-- TASK --
Rewrite all of the rows below with every occurrence of "timeline-bar" renamed to "timeline-tick", leaving everything else unchanged. Leave the pictures out of your answer.

-- SUPPLIED MATERIAL --

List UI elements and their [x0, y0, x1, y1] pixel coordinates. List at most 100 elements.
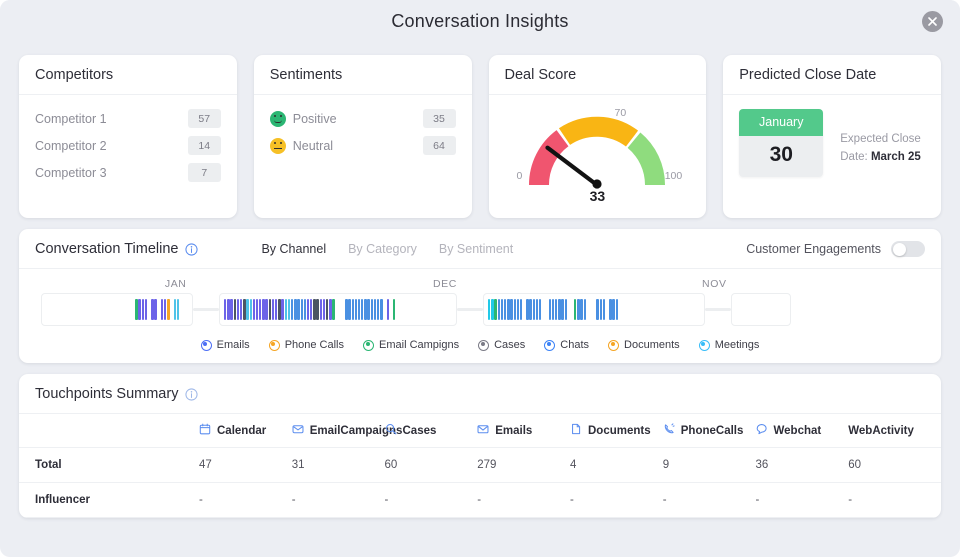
- chat-icon: [756, 423, 768, 438]
- competitor-label: Competitor 3: [35, 166, 188, 180]
- timeline-bar: [552, 299, 554, 320]
- sentiments-card-body: Positive 35 Neutral 64: [254, 95, 472, 218]
- timeline-bar: [161, 299, 163, 320]
- sentiments-card-title: Sentiments: [254, 55, 472, 95]
- legend-label: Phone Calls: [285, 339, 344, 351]
- legend-item-phone-calls[interactable]: Phone Calls: [269, 339, 344, 351]
- timeline-bar: [609, 299, 611, 320]
- timeline-bar: [310, 299, 312, 320]
- tab-by-category[interactable]: By Category: [348, 242, 417, 256]
- legend-item-emails[interactable]: Emails: [201, 339, 250, 351]
- legend-label: Cases: [494, 339, 525, 351]
- close-button[interactable]: [922, 11, 943, 32]
- timeline-title-wrap: Conversation Timeline: [35, 241, 198, 257]
- timeline-bar: [600, 299, 602, 320]
- timeline-bar: [230, 299, 232, 320]
- list-item: Competitor 1 57: [35, 105, 221, 132]
- timeline-bar: [240, 299, 242, 320]
- legend-item-chats[interactable]: Chats: [544, 339, 589, 351]
- timeline-bar: [151, 299, 153, 320]
- timeline-bar: [352, 299, 354, 320]
- timeline-bar: [596, 299, 598, 320]
- info-icon[interactable]: [185, 388, 198, 401]
- month-label-nov: NOV: [580, 278, 849, 290]
- touchpoints-title: Touchpoints Summary: [35, 386, 178, 402]
- info-icon[interactable]: [185, 243, 198, 256]
- timeline-bar: [574, 299, 576, 320]
- timeline-segment-dec[interactable]: [219, 293, 457, 326]
- col-label: Emails: [495, 425, 532, 437]
- timeline-bar: [580, 299, 582, 320]
- timeline-bar: [164, 299, 166, 320]
- timeline-segment-nov[interactable]: [483, 293, 705, 326]
- table-row[interactable]: Total473160279493660: [19, 448, 941, 483]
- timeline-bar: [387, 299, 389, 320]
- timeline-bar: [246, 299, 248, 320]
- customer-engagements-toggle[interactable]: [891, 241, 925, 257]
- expected-close-date: March 25: [871, 151, 921, 163]
- gauge-mid-label: 70: [615, 107, 627, 119]
- timeline-track[interactable]: [41, 293, 919, 326]
- timeline-bar: [253, 299, 255, 320]
- competitor-count: 57: [188, 109, 221, 128]
- timeline-bar: [371, 299, 373, 320]
- legend-item-meetings[interactable]: Meetings: [699, 339, 760, 351]
- deal-score-card-title: Deal Score: [489, 55, 707, 95]
- timeline-bar: [304, 299, 306, 320]
- col-documents: Documents: [570, 414, 663, 448]
- sentiment-text: Positive: [293, 112, 337, 126]
- col-label: WebActivity: [848, 425, 914, 437]
- competitors-card: Competitors Competitor 1 57 Competitor 2…: [19, 55, 237, 218]
- timeline-bar: [533, 299, 535, 320]
- competitor-count: 14: [188, 136, 221, 155]
- cases-icon: [385, 423, 397, 438]
- legend-dot-icon: [363, 340, 374, 351]
- dialog-titlebar: Conversation Insights: [0, 0, 960, 47]
- smiley-positive-icon: [270, 111, 286, 127]
- col-calendar: Calendar: [199, 414, 292, 448]
- competitors-card-title: Competitors: [19, 55, 237, 95]
- timeline-bar: [529, 299, 531, 320]
- timeline-bar: [243, 299, 245, 320]
- table-cell: 31: [292, 448, 385, 483]
- touchpoints-table: Calendar EmailCampaigns Cases Emails Doc…: [19, 414, 941, 518]
- calendar-day: 30: [739, 136, 823, 177]
- legend-item-cases[interactable]: Cases: [478, 339, 525, 351]
- timeline-connector: [457, 308, 483, 311]
- predicted-close-date-card: Predicted Close Date January 30 Expected…: [723, 55, 941, 218]
- timeline-bar: [520, 299, 522, 320]
- timeline-segment-jan-a[interactable]: [41, 293, 193, 326]
- table-row[interactable]: Influencer--------: [19, 483, 941, 518]
- conversation-insights-dialog: Conversation Insights Competitors Compet…: [0, 0, 960, 557]
- table-cell: -: [663, 483, 756, 518]
- timeline-bar: [332, 299, 334, 320]
- timeline-bar: [504, 299, 506, 320]
- legend-label: Meetings: [715, 339, 760, 351]
- timeline-bar: [558, 299, 560, 320]
- calendar-month: January: [739, 109, 823, 136]
- timeline-bar: [278, 299, 280, 320]
- sentiment-label-positive: Positive: [270, 111, 423, 127]
- col-webchat: Webchat: [756, 414, 849, 448]
- competitor-count: 7: [188, 163, 221, 182]
- timeline-bar: [281, 299, 283, 320]
- legend-dot-icon: [201, 340, 212, 351]
- timeline-segment-tail[interactable]: [731, 293, 791, 326]
- timeline-bar: [565, 299, 567, 320]
- legend-dot-icon: [544, 340, 555, 351]
- gauge-icon: [522, 107, 672, 195]
- tab-by-channel[interactable]: By Channel: [261, 242, 326, 256]
- tab-by-sentiment[interactable]: By Sentiment: [439, 242, 513, 256]
- phone-icon: [663, 423, 675, 438]
- timeline-bar: [358, 299, 360, 320]
- list-item: Competitor 3 7: [35, 159, 221, 186]
- legend-item-email-campigns[interactable]: Email Campigns: [363, 339, 459, 351]
- timeline-bar: [498, 299, 500, 320]
- timeline-bar: [514, 299, 516, 320]
- legend-dot-icon: [608, 340, 619, 351]
- legend-item-documents[interactable]: Documents: [608, 339, 680, 351]
- deal-score-gauge: 0 70 100 33: [505, 105, 691, 208]
- list-item: Competitor 2 14: [35, 132, 221, 159]
- deal-score-value: 33: [505, 188, 691, 204]
- timeline-title: Conversation Timeline: [35, 241, 178, 257]
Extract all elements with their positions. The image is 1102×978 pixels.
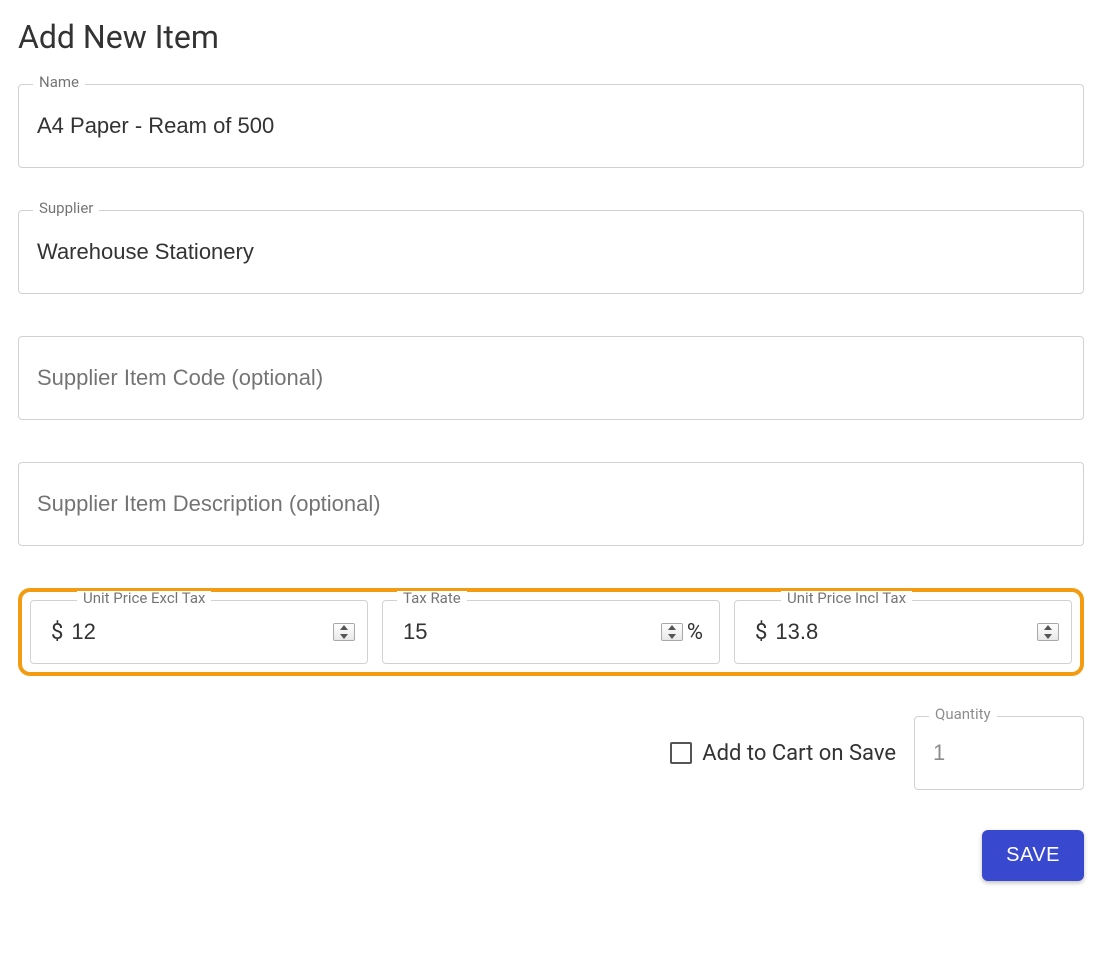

-- RESPONSE BELOW --
List UI elements and their [x0, y0, x1, y1] pixel coordinates. List at most 100 elements.
- chat-icon: [756, 423, 768, 438]
- competitor-label: Competitor 3: [35, 166, 188, 180]
- timeline-tick: [552, 299, 554, 320]
- sentiments-card-body: Positive 35 Neutral 64: [254, 95, 472, 218]
- timeline-tick: [161, 299, 163, 320]
- sentiments-card-title: Sentiments: [254, 55, 472, 95]
- legend-label: Phone Calls: [285, 339, 344, 351]
- legend-item-phone-calls[interactable]: Phone Calls: [269, 339, 344, 351]
- timeline-tick: [609, 299, 611, 320]
- timeline-tick: [310, 299, 312, 320]
- tab-by-category[interactable]: By Category: [348, 242, 417, 256]
- legend-item-emails[interactable]: Emails: [201, 339, 250, 351]
- legend-label: Cases: [494, 339, 525, 351]
- close-button[interactable]: [922, 11, 943, 32]
- timeline-title-wrap: Conversation Timeline: [35, 241, 198, 257]
- timeline-tick: [600, 299, 602, 320]
- timeline-tick: [230, 299, 232, 320]
- list-item: Competitor 1 57: [35, 105, 221, 132]
- timeline-tick: [240, 299, 242, 320]
- legend-item-chats[interactable]: Chats: [544, 339, 589, 351]
- timeline-tick: [151, 299, 153, 320]
- timeline-tick: [352, 299, 354, 320]
- timeline-tick: [596, 299, 598, 320]
- info-icon[interactable]: [185, 388, 198, 401]
- month-label-nov: NOV: [580, 278, 849, 290]
- touchpoints-title: Touchpoints Summary: [35, 386, 178, 402]
- info-icon[interactable]: [185, 243, 198, 256]
- timeline-tick: [574, 299, 576, 320]
- timeline-segment-dec[interactable]: [219, 293, 457, 326]
- col-label: Emails: [495, 425, 532, 437]
- timeline-tick: [580, 299, 582, 320]
- timeline-tick: [164, 299, 166, 320]
- timeline-segment-nov[interactable]: [483, 293, 705, 326]
- table-row[interactable]: Total473160279493660: [19, 448, 941, 483]
- timeline-tick: [387, 299, 389, 320]
- timeline-tick: [246, 299, 248, 320]
- customer-engagements-toggle[interactable]: [891, 241, 925, 257]
- expected-close-date: March 25: [871, 151, 921, 163]
- gauge-mid-label: 70: [615, 107, 627, 119]
- timeline-track[interactable]: [41, 293, 919, 326]
- timeline-tick: [253, 299, 255, 320]
- competitor-count: 57: [188, 109, 221, 128]
- timeline-tick: [371, 299, 373, 320]
- legend-item-meetings[interactable]: Meetings: [699, 339, 760, 351]
- deal-score-card-title: Deal Score: [489, 55, 707, 95]
- timeline-tick: [304, 299, 306, 320]
- col-documents: Documents: [570, 414, 663, 448]
- sentiment-text: Positive: [293, 112, 337, 126]
- col-label: WebActivity: [848, 425, 914, 437]
- competitors-card: Competitors Competitor 1 57 Competitor 2…: [19, 55, 237, 218]
- timeline-tick: [533, 299, 535, 320]
- competitor-count: 14: [188, 136, 221, 155]
- cases-icon: [385, 423, 397, 438]
- legend-dot-icon: [363, 340, 374, 351]
- dialog-titlebar: Conversation Insights: [0, 0, 960, 47]
- smiley-positive-icon: [270, 111, 286, 127]
- col-calendar: Calendar: [199, 414, 292, 448]
- competitors-card-title: Competitors: [19, 55, 237, 95]
- timeline-tick: [529, 299, 531, 320]
- timeline-tick: [243, 299, 245, 320]
- table-cell: 31: [292, 448, 385, 483]
- touchpoints-table: Calendar EmailCampaigns Cases Emails Doc…: [19, 414, 941, 518]
- calendar-day: 30: [739, 136, 823, 177]
- legend-item-cases[interactable]: Cases: [478, 339, 525, 351]
- timeline-connector: [457, 308, 483, 311]
- predicted-close-date-card: Predicted Close Date January 30 Expected…: [723, 55, 941, 218]
- timeline-tick: [520, 299, 522, 320]
- timeline-segment-jan-a[interactable]: [41, 293, 193, 326]
- table-row[interactable]: Influencer--------: [19, 483, 941, 518]
- conversation-insights-dialog: Conversation Insights Competitors Compet…: [0, 0, 960, 557]
- table-cell: -: [663, 483, 756, 518]
- timeline-tick: [332, 299, 334, 320]
- timeline-tick: [504, 299, 506, 320]
- legend-label: Meetings: [715, 339, 760, 351]
- timeline-tick: [558, 299, 560, 320]
- calendar-month: January: [739, 109, 823, 136]
- timeline-tick: [278, 299, 280, 320]
- sentiment-label-positive: Positive: [270, 111, 423, 127]
- col-webchat: Webchat: [756, 414, 849, 448]
- competitor-count: 7: [188, 163, 221, 182]
- timeline-tick: [281, 299, 283, 320]
- legend-dot-icon: [201, 340, 212, 351]
- timeline-segment-tail[interactable]: [731, 293, 791, 326]
- timeline-tick: [565, 299, 567, 320]
- legend-dot-icon: [544, 340, 555, 351]
- gauge-icon: [522, 107, 672, 195]
- tab-by-channel[interactable]: By Channel: [261, 242, 326, 256]
- tab-by-sentiment[interactable]: By Sentiment: [439, 242, 513, 256]
- phone-icon: [663, 423, 675, 438]
- timeline-tick: [358, 299, 360, 320]
- list-item: Competitor 3 7: [35, 159, 221, 186]
- legend-item-email-campigns[interactable]: Email Campigns: [363, 339, 459, 351]
- timeline-tick: [498, 299, 500, 320]
- timeline-tick: [514, 299, 516, 320]
- legend-dot-icon: [608, 340, 619, 351]
- legend-item-documents[interactable]: Documents: [608, 339, 680, 351]
- deal-score-gauge: 0 70 100 33: [505, 105, 691, 208]
- list-item: Competitor 2 14: [35, 132, 221, 159]
- deal-score-value: 33: [505, 188, 691, 204]
- timeline-title: Conversation Timeline: [35, 241, 178, 257]
Extract all elements with their positions. The image is 1102×978 pixels.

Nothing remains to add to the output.